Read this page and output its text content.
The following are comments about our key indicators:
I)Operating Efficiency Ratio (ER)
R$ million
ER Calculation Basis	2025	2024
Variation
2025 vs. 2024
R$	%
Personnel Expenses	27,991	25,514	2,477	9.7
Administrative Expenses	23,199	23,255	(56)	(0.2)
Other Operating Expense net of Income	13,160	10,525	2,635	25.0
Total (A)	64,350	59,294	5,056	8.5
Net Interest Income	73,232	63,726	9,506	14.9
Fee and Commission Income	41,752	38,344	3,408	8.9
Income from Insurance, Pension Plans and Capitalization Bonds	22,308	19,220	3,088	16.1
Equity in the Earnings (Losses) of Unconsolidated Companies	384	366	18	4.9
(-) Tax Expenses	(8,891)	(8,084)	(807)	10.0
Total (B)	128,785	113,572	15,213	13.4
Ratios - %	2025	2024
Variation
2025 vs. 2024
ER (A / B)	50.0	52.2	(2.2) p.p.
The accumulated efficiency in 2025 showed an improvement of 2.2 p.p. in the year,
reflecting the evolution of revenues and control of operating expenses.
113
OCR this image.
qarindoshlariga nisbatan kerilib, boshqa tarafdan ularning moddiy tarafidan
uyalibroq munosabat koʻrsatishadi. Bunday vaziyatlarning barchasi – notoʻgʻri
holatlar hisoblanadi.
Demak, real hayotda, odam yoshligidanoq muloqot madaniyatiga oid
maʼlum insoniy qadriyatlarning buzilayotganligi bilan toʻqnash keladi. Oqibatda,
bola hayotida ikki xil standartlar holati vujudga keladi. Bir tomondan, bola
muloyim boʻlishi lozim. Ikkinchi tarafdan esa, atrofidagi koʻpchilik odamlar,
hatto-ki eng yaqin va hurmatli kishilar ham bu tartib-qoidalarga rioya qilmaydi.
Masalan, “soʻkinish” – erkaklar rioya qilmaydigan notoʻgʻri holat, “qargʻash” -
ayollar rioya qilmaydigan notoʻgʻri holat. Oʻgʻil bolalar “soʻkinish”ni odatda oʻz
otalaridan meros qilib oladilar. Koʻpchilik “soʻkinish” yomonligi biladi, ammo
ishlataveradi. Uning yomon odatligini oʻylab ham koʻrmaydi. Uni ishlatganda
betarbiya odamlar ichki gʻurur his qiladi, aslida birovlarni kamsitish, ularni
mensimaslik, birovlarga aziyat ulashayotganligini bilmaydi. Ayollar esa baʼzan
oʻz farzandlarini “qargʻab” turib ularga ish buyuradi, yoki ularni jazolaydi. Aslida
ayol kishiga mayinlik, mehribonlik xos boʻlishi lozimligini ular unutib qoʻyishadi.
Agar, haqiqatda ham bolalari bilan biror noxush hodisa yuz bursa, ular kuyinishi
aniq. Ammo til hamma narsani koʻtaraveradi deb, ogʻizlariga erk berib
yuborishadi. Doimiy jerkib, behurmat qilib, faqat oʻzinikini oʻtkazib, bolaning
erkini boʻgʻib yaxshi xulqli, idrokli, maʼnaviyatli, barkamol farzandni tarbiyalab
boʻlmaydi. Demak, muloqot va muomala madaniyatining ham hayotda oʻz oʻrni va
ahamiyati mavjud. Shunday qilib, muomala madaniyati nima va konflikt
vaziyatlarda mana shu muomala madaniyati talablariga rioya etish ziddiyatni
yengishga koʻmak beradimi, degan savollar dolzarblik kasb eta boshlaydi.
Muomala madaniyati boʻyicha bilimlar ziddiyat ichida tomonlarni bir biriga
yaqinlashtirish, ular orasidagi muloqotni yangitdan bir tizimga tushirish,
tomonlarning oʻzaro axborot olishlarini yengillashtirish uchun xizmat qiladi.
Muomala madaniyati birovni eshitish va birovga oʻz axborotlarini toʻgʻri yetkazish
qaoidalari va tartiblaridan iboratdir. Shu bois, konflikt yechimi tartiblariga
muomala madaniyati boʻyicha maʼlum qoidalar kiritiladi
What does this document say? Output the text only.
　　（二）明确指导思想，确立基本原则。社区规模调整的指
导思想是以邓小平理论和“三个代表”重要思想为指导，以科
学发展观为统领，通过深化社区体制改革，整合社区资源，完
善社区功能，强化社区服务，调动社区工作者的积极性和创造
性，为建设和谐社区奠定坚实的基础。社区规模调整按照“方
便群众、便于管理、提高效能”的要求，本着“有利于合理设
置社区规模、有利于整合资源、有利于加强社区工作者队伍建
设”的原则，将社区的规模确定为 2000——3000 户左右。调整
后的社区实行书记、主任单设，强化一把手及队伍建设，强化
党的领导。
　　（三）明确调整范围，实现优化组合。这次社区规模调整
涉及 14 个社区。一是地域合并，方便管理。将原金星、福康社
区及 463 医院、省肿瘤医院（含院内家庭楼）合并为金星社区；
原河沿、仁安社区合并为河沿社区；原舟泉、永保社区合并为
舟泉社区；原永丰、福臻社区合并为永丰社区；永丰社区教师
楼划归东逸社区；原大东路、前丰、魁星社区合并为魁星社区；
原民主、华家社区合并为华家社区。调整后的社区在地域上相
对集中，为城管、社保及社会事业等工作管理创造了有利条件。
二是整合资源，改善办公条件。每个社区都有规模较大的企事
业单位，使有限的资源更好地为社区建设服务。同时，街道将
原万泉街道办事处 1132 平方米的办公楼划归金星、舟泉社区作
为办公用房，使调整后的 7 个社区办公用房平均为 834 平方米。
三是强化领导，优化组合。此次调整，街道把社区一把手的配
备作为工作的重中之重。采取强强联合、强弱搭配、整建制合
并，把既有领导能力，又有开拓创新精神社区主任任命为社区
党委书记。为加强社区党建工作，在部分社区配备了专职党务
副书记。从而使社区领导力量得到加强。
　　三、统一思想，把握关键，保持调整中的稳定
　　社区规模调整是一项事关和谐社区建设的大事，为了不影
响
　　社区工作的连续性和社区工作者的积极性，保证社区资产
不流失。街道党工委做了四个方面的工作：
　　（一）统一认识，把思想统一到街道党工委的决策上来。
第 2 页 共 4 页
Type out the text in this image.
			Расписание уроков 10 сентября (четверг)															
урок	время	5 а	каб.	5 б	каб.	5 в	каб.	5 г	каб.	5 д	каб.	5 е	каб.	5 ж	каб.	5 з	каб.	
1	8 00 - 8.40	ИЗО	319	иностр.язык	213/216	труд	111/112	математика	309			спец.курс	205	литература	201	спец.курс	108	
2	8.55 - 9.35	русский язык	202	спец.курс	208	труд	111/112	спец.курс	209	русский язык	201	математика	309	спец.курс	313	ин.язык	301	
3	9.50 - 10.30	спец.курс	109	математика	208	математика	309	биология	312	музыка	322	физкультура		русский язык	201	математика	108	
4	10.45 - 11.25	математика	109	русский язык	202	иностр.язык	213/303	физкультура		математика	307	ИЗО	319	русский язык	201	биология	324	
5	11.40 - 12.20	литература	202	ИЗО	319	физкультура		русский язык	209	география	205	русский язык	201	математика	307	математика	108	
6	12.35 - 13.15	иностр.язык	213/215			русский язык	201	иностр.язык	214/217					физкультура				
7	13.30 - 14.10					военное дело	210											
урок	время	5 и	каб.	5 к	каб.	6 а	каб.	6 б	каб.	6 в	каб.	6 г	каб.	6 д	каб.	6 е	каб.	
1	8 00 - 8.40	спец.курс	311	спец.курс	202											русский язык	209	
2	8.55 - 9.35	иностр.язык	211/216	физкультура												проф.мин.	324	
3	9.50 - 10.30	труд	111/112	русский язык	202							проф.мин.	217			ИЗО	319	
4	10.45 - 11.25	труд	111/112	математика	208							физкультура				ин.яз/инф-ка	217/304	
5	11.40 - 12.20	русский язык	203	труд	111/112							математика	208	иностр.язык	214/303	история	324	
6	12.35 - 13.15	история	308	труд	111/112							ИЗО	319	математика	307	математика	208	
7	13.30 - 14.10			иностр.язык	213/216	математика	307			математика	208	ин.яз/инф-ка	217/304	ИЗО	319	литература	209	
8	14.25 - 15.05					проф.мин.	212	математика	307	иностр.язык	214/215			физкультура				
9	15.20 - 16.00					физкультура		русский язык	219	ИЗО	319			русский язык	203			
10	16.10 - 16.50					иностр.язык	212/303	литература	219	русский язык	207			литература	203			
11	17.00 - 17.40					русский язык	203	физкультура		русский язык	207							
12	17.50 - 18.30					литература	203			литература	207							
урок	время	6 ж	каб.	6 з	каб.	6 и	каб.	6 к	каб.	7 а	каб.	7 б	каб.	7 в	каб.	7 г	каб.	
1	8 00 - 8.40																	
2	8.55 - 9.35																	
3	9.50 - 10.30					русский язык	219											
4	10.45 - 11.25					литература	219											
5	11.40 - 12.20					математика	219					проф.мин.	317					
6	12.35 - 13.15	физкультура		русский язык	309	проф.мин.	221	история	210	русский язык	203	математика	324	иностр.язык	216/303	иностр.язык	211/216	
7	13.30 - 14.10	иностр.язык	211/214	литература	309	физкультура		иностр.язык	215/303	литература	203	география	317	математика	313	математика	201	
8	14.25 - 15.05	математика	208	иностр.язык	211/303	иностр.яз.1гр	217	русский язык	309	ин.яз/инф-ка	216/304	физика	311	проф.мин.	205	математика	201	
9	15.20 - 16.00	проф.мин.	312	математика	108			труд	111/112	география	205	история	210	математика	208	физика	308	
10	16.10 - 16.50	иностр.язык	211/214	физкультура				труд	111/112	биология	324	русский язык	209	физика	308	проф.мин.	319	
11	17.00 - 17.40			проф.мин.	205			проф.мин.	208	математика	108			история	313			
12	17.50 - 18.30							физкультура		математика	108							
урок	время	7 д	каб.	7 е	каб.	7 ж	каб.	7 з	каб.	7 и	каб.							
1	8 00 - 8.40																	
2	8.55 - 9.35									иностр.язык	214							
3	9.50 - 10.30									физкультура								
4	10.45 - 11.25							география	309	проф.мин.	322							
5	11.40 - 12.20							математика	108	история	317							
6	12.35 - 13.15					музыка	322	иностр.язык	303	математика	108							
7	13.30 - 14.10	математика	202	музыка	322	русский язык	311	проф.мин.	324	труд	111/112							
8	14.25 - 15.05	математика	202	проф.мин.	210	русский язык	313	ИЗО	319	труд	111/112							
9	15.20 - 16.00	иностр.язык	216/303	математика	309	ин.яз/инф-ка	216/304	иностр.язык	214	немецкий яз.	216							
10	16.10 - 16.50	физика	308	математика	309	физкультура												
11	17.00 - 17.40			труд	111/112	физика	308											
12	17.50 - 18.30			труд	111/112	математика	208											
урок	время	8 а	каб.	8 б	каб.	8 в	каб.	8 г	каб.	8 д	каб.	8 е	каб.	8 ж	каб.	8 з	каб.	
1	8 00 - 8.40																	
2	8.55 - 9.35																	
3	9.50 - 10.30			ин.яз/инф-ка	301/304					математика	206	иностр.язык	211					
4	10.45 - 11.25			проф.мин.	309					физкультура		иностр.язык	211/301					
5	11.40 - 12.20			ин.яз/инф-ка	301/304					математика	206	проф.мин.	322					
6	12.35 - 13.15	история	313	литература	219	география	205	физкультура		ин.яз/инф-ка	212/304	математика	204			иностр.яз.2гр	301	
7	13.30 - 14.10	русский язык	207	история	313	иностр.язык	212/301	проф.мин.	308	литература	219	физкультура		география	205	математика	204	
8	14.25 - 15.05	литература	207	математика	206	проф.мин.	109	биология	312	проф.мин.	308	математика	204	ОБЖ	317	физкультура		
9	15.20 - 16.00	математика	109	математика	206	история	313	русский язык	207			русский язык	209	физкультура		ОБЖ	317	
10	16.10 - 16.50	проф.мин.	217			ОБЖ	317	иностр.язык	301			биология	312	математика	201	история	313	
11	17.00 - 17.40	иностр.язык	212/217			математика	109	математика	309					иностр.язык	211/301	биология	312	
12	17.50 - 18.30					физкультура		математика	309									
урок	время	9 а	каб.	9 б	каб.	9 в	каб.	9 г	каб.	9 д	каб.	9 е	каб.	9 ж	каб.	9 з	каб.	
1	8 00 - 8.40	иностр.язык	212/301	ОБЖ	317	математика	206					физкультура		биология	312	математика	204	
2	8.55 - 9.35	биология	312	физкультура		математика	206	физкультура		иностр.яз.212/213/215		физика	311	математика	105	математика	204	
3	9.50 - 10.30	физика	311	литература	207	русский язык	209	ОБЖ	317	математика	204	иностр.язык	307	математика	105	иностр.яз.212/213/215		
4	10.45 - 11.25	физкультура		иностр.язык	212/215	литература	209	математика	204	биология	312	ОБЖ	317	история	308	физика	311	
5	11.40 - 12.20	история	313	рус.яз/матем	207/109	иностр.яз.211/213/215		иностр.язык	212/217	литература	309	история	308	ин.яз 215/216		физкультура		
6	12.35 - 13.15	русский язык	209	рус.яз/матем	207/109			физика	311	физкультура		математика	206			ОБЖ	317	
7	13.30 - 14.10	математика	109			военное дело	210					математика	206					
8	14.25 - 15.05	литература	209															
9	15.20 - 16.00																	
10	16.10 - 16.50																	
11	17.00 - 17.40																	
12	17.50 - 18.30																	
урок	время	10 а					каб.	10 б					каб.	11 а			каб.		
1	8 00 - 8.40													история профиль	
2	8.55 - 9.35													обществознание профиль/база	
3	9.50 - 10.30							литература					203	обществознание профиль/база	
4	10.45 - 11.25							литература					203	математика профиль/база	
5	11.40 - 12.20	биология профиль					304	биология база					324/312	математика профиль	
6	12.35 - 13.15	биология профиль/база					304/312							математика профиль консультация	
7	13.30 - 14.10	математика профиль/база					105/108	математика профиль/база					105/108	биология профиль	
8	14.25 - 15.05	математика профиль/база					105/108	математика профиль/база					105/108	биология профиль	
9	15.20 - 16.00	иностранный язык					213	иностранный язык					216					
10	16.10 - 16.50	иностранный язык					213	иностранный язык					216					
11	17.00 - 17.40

● **Instructions for the task**
Copy out all lines where the word "keladi" appears.

● **Problem solution**
maʼlum insoniy qadriyatlarning buzilayotganligi bilan toʻqnash keladi. Oqibatda,
bola hayotida ikki xil standartlar holati vujudga keladi. Bir tomondan, bola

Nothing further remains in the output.